WHAT TO PRODUCE ▸
Copy the lines in the records below verbatim, starting from the first line and ending with the line that contains "answer-option-1[interactable]: More efficient".

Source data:
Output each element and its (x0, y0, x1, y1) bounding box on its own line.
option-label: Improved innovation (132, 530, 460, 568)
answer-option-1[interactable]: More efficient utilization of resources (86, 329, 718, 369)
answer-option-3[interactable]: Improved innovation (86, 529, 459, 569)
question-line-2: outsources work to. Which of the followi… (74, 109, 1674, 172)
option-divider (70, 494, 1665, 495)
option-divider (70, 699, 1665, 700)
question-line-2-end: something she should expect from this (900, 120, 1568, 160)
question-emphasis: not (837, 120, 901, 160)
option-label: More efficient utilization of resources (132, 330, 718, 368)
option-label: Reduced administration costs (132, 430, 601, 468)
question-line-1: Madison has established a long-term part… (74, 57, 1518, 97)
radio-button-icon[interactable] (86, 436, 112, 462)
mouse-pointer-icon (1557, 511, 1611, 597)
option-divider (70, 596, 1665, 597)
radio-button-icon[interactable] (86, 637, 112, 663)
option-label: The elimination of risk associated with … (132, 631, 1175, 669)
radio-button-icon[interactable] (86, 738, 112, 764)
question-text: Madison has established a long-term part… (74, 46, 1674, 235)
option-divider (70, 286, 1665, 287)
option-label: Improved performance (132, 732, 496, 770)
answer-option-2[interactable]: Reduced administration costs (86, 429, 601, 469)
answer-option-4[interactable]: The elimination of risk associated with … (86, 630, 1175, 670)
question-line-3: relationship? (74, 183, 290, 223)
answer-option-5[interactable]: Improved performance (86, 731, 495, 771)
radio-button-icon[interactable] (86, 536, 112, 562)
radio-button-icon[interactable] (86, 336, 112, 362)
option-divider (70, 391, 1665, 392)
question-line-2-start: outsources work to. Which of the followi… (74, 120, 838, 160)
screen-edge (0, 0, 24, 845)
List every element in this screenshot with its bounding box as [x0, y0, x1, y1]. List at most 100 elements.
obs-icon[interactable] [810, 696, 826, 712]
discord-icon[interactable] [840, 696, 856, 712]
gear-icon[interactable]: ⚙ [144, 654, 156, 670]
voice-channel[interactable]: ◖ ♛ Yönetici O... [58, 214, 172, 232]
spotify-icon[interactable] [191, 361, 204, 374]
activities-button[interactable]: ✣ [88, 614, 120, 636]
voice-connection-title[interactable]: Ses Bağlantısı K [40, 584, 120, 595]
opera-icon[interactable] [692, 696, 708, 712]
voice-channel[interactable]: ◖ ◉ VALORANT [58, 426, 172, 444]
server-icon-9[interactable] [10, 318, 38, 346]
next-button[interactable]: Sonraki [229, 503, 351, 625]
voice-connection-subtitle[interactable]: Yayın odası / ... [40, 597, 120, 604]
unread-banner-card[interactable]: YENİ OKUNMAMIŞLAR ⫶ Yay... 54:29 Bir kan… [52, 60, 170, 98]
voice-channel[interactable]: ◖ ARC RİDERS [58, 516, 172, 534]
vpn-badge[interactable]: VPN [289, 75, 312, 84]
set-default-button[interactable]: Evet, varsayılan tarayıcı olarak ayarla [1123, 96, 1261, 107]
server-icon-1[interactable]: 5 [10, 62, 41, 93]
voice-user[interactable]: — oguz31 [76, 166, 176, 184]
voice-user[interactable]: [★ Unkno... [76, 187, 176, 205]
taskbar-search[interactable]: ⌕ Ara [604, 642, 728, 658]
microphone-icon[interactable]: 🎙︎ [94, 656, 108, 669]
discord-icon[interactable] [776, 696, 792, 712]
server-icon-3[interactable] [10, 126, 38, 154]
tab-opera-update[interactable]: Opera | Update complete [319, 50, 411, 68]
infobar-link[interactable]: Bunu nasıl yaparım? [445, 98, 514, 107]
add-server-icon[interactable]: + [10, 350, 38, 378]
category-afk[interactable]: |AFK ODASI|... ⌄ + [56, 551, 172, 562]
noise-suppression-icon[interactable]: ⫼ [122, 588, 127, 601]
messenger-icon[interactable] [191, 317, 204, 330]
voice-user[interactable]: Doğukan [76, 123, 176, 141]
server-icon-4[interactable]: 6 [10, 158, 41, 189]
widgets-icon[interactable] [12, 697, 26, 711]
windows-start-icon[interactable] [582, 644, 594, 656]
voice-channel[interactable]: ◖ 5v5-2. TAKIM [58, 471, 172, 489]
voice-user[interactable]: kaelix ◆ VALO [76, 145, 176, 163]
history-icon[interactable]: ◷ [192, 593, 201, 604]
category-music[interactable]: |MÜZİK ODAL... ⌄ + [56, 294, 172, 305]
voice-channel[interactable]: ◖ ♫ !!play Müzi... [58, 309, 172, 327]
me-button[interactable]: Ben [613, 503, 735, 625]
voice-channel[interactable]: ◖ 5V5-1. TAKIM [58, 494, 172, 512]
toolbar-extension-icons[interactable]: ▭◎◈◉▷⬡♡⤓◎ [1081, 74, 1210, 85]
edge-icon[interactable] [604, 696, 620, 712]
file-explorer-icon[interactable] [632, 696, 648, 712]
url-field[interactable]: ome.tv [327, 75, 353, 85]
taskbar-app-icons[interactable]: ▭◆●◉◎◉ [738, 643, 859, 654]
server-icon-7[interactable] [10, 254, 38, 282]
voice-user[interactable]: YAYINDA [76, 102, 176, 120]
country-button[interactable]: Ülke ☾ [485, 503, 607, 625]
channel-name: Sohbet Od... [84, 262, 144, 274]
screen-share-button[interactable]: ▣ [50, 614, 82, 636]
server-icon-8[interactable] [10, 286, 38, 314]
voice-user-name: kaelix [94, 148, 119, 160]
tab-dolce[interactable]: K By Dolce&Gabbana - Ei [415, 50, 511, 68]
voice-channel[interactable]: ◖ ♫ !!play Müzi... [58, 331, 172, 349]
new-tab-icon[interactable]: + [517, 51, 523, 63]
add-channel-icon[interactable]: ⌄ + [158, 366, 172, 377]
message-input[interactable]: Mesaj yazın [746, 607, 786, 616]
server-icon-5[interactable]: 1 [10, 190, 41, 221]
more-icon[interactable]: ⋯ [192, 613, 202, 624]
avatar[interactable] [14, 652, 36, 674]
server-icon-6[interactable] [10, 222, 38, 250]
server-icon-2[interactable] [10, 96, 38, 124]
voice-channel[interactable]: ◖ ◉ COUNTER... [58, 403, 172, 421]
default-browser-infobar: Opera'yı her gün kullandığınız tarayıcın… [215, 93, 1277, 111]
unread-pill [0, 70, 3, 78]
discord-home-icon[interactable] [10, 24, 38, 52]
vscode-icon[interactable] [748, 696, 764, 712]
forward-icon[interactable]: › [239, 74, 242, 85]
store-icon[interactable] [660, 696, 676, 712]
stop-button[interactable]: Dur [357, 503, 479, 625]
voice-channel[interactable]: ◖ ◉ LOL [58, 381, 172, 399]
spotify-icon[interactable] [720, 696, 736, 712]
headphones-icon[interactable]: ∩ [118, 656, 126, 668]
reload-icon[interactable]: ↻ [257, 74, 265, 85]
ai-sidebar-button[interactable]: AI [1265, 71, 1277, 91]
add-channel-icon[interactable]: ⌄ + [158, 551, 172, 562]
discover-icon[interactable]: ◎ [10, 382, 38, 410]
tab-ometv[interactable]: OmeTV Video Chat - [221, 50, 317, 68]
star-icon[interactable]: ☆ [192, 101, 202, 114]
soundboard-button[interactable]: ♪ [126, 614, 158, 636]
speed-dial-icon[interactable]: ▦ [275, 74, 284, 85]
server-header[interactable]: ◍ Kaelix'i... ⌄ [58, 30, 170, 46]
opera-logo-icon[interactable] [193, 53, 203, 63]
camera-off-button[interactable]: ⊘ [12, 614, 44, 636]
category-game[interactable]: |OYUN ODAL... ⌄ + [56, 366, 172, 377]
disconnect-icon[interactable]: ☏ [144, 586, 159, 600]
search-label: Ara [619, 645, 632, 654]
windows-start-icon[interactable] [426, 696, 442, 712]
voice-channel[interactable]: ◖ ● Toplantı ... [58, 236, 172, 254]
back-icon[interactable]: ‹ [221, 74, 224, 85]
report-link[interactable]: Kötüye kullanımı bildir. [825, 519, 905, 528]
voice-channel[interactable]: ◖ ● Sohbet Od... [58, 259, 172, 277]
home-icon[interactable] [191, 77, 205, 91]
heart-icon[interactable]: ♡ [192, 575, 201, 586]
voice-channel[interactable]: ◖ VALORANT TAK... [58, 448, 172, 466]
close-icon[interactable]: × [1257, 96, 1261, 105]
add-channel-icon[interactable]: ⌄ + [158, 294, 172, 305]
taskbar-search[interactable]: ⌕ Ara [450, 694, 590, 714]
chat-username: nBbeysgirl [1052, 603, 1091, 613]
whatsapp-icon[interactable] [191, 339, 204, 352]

WRITTEN SOLUTION ▸
Output each element and its (x0, y0, x1, y1) bounding box on its own line.
option-label: Improved innovation (132, 530, 460, 568)
answer-option-1[interactable]: More efficient utilization of resources (86, 329, 718, 369)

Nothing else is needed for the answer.